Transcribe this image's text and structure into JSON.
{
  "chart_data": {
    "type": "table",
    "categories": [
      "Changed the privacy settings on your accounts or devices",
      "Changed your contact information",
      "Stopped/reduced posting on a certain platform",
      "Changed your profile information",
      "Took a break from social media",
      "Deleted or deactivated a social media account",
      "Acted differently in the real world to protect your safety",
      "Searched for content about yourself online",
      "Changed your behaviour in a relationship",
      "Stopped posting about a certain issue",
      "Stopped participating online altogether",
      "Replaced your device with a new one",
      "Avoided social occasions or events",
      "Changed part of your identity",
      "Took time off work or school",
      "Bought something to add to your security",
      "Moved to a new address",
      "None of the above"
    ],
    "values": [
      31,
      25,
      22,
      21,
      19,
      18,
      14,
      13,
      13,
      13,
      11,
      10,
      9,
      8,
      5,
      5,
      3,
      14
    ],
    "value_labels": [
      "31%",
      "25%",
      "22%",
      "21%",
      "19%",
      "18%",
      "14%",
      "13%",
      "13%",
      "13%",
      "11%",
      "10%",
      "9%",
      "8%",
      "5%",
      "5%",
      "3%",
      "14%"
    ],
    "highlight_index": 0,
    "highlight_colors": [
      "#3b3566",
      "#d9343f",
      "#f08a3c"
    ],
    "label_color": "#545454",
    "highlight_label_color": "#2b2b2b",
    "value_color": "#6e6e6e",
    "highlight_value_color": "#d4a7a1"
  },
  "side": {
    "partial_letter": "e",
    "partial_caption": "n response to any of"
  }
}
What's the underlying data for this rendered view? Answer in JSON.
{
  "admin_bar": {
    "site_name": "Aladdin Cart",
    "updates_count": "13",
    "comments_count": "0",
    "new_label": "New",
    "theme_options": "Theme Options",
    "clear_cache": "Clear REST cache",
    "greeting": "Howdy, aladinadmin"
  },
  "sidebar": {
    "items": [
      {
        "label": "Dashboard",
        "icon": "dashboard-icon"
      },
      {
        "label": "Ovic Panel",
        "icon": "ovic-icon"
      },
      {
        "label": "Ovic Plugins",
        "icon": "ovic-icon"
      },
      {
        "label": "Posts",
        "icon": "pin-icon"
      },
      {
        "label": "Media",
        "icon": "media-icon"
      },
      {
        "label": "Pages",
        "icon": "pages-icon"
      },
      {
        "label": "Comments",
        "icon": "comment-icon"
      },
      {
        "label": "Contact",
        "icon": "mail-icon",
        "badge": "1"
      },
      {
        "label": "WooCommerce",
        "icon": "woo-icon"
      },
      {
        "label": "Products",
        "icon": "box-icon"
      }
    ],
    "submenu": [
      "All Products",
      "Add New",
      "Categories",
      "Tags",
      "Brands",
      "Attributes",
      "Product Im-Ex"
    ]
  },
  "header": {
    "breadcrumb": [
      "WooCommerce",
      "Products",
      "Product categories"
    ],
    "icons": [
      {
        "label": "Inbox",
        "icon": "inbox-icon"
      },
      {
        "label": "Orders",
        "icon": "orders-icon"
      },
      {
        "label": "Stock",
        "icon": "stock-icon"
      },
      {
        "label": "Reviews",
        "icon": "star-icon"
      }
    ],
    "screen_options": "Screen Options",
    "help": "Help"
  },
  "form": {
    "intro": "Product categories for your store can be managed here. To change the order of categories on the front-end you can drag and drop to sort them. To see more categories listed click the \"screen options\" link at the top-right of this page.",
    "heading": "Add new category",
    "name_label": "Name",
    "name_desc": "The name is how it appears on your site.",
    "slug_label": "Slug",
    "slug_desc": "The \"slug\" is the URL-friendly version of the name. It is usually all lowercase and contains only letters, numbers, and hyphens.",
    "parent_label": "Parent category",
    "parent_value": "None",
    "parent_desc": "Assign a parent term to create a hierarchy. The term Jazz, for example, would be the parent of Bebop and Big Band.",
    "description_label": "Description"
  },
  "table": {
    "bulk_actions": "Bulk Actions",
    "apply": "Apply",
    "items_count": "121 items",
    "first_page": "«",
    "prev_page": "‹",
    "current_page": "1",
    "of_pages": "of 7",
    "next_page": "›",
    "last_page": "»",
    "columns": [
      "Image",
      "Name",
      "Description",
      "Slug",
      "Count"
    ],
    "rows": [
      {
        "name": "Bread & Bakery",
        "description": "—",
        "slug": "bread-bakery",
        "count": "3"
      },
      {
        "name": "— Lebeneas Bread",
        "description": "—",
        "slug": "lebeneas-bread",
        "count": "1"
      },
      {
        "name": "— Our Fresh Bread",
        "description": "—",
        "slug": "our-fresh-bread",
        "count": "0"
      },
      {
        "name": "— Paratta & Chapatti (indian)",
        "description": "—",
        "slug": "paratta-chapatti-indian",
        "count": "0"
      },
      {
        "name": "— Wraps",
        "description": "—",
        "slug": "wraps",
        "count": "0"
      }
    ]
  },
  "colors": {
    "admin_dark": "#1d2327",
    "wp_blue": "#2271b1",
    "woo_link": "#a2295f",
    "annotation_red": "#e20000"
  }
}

******************************

What you will do ->
Copy all the records above precisely.

Written response ->
Transcribe this image's text and structure into JSON.
{
  "chart_data": {
    "type": "table",
    "categories": [
      "Changed the privacy settings on your accounts or devices",
      "Changed your contact information",
      "Stopped/reduced posting on a certain platform",
      "Changed your profile information",
      "Took a break from social media",
      "Deleted or deactivated a social media account",
      "Acted differently in the real world to protect your safety",
      "Searched for content about yourself online",
      "Changed your behaviour in a relationship",
      "Stopped posting about a certain issue",
      "Stopped participating online altogether",
      "Replaced your device with a new one",
      "Avoided social occasions or events",
      "Changed part of your identity",
      "Took time off work or school",
      "Bought something to add to your security",
      "Moved to a new address",
      "None of the above"
    ],
    "values": [
      31,
      25,
      22,
      21,
      19,
      18,
      14,
      13,
      13,
      13,
      11,
      10,
      9,
      8,
      5,
      5,
      3,
      14
    ],
    "value_labels": [
      "31%",
      "25%",
      "22%",
      "21%",
      "19%",
      "18%",
      "14%",
      "13%",
      "13%",
      "13%",
      "11%",
      "10%",
      "9%",
      "8%",
      "5%",
      "5%",
      "3%",
      "14%"
    ],
    "highlight_index": 0,
    "highlight_colors": [
      "#3b3566",
      "#d9343f",
      "#f08a3c"
    ],
    "label_color": "#545454",
    "highlight_label_color": "#2b2b2b",
    "value_color": "#6e6e6e",
    "highlight_value_color": "#d4a7a1"
  },
  "side": {
    "partial_letter": "e",
    "partial_caption": "n response to any of"
  }
}
What's the underlying data for this rendered view? Answer in JSON.
{
  "admin_bar": {
    "site_name": "Aladdin Cart",
    "updates_count": "13",
    "comments_count": "0",
    "new_label": "New",
    "theme_options": "Theme Options",
    "clear_cache": "Clear REST cache",
    "greeting": "Howdy, aladinadmin"
  },
  "sidebar": {
    "items": [
      {
        "label": "Dashboard",
        "icon": "dashboard-icon"
      },
      {
        "label": "Ovic Panel",
        "icon": "ovic-icon"
      },
      {
        "label": "Ovic Plugins",
        "icon": "ovic-icon"
      },
      {
        "label": "Posts",
        "icon": "pin-icon"
      },
      {
        "label": "Media",
        "icon": "media-icon"
      },
      {
        "label": "Pages",
        "icon": "pages-icon"
      },
      {
        "label": "Comments",
        "icon": "comment-icon"
      },
      {
        "label": "Contact",
        "icon": "mail-icon",
        "badge": "1"
      },
      {
        "label": "WooCommerce",
        "icon": "woo-icon"
      },
      {
        "label": "Products",
        "icon": "box-icon"
      }
    ],
    "submenu": [
      "All Products",
      "Add New",
      "Categories",
      "Tags",
      "Brands",
      "Attributes",
      "Product Im-Ex"
    ]
  },
  "header": {
    "breadcrumb": [
      "WooCommerce",
      "Products",
      "Product categories"
    ],
    "icons": [
      {
        "label": "Inbox",
        "icon": "inbox-icon"
      },
      {
        "label": "Orders",
        "icon": "orders-icon"
      },
      {
        "label": "Stock",
        "icon": "stock-icon"
      },
      {
        "label": "Reviews",
        "icon": "star-icon"
      }
    ],
    "screen_options": "Screen Options",
    "help": "Help"
  },
  "form": {
    "intro": "Product categories for your store can be managed here. To change the order of categories on the front-end you can drag and drop to sort them. To see more categories listed click the \"screen options\" link at the top-right of this page.",
    "heading": "Add new category",
    "name_label": "Name",
    "name_desc": "The name is how it appears on your site.",
    "slug_label": "Slug",
    "slug_desc": "The \"slug\" is the URL-friendly version of the name. It is usually all lowercase and contains only letters, numbers, and hyphens.",
    "parent_label": "Parent category",
    "parent_value": "None",
    "parent_desc": "Assign a parent term to create a hierarchy. The term Jazz, for example, would be the parent of Bebop and Big Band.",
    "description_label": "Description"
  },
  "table": {
    "bulk_actions": "Bulk Actions",
    "apply": "Apply",
    "items_count": "121 items",
    "first_page": "«",
    "prev_page": "‹",
    "current_page": "1",
    "of_pages": "of 7",
    "next_page": "›",
    "last_page": "»",
    "columns": [
      "Image",
      "Name",
      "Description",
      "Slug",
      "Count"
    ],
    "rows": [
      {
        "name": "Bread & Bakery",
        "description": "—",
        "slug": "bread-bakery",
        "count": "3"
      },
      {
        "name": "— Lebeneas Bread",
        "description": "—",
        "slug": "lebeneas-bread",
        "count": "1"
      },
      {
        "name": "— Our Fresh Bread",
        "description": "—",
        "slug": "our-fresh-bread",
        "count": "0"
      },
      {
        "name": "— Paratta & Chapatti (indian)",
        "description": "—",
        "slug": "paratta-chapatti-indian",
        "count": "0"
      },
      {
        "name": "— Wraps",
        "description": "—",
        "slug": "wraps",
        "count": "0"
      }
    ]
  },
  "colors": {
    "admin_dark": "#1d2327",
    "wp_blue": "#2271b1",
    "woo_link": "#a2295f",
    "annotation_red": "#e20000"
  }
}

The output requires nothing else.